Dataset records
------------------------------
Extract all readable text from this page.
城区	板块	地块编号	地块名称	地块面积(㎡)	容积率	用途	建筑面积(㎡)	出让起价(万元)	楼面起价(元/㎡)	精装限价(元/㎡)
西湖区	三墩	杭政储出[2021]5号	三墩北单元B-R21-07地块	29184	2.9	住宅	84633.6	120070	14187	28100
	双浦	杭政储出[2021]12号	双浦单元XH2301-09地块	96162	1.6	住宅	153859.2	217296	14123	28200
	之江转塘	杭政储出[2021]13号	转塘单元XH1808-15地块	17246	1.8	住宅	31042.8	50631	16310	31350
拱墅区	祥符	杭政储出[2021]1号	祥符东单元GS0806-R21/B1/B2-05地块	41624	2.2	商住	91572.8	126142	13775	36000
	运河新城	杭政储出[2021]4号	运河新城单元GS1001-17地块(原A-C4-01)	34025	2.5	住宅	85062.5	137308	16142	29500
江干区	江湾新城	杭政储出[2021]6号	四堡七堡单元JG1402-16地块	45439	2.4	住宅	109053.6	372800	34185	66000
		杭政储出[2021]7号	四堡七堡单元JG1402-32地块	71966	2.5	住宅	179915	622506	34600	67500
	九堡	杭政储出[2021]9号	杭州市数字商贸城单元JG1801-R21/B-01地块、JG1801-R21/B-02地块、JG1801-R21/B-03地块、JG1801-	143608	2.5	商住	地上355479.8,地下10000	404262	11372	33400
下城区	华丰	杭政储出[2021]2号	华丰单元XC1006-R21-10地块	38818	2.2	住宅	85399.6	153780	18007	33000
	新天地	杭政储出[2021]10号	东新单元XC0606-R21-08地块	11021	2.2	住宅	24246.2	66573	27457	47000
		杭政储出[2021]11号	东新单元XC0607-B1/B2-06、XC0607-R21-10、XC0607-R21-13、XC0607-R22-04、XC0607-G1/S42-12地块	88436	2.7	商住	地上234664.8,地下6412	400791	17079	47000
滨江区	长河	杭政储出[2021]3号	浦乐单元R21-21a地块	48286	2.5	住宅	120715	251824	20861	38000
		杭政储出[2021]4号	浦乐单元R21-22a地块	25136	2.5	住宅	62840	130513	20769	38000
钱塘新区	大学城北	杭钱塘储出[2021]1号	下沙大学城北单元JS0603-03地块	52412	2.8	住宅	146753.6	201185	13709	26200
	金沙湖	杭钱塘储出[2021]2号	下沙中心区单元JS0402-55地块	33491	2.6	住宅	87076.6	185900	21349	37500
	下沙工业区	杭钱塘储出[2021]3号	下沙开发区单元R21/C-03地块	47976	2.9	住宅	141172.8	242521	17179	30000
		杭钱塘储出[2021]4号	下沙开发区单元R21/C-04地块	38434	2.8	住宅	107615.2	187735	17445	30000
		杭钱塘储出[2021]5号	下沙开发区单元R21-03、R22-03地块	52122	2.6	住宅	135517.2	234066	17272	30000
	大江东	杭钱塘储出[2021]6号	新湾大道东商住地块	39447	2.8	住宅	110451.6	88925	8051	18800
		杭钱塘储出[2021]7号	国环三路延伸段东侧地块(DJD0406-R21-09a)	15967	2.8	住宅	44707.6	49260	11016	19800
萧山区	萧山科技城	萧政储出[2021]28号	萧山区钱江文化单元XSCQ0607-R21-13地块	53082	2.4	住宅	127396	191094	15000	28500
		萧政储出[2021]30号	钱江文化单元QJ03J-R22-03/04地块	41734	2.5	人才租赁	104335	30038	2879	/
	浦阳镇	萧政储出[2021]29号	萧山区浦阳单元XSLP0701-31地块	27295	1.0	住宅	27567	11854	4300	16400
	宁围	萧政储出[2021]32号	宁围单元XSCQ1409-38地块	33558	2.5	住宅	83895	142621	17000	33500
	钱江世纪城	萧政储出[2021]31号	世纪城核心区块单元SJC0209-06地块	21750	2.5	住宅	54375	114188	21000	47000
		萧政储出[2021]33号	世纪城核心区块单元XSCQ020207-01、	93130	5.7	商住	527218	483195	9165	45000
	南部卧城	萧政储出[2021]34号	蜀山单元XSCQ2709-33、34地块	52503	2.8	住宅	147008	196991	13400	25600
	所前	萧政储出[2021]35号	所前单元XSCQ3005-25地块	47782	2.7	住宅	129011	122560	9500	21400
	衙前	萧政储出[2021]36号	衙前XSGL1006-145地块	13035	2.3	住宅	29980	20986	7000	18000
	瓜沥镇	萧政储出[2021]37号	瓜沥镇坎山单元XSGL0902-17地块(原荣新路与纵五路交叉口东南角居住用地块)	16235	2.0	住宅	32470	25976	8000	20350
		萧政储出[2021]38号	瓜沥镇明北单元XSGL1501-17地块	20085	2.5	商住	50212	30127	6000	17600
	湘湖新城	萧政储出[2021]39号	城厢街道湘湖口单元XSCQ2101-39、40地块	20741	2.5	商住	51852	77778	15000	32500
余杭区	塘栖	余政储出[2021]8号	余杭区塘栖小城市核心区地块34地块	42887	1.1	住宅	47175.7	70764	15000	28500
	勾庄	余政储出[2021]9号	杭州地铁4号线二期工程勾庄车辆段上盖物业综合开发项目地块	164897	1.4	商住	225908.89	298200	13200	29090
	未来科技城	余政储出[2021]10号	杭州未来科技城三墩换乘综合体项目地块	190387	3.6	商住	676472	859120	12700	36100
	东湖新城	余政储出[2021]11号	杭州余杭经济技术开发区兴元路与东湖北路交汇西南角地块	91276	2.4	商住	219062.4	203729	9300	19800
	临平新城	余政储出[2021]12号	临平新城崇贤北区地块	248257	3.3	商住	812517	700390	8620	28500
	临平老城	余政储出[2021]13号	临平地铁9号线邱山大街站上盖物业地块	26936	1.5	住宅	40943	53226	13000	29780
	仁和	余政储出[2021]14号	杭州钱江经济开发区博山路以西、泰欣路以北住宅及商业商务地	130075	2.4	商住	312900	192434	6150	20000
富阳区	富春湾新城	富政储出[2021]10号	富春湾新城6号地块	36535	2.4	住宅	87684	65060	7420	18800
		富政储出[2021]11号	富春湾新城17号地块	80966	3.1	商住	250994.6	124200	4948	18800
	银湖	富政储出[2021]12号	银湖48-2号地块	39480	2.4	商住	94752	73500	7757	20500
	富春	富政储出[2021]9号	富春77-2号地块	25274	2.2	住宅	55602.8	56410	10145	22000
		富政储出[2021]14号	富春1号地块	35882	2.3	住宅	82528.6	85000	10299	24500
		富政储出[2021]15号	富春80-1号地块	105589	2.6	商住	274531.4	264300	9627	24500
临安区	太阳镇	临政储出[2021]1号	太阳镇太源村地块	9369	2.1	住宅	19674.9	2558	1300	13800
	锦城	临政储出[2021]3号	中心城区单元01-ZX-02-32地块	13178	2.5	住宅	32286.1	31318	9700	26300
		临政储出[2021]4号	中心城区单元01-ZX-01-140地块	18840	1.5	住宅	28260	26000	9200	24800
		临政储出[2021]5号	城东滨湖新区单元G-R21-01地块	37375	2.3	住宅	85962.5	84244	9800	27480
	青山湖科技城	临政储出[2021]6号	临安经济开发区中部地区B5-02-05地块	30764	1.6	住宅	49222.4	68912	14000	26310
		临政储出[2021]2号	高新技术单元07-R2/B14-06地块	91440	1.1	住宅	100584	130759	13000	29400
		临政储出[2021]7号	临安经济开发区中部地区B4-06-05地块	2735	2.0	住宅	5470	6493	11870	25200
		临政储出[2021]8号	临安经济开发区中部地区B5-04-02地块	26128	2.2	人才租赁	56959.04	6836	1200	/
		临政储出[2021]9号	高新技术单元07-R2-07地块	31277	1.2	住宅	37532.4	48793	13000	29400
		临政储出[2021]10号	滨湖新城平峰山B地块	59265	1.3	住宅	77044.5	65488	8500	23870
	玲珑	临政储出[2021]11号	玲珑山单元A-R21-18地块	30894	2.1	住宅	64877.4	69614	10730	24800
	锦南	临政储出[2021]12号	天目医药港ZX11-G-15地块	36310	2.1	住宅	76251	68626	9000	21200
------------------------------
PROBLEM REQUIREMENTS - For each line in the data above that contains the string "人才租赁", extract the line.

RESULT FOR THIS TASK -
		萧政储出[2021]30号	钱江文化单元QJ03J-R22-03/04地块	41734	2.5	人才租赁	104335	30038	2879	/
		临政储出[2021]8号	临安经济开发区中部地区B5-04-02地块	26128	2.2	人才租赁	56959.04	6836	1200	/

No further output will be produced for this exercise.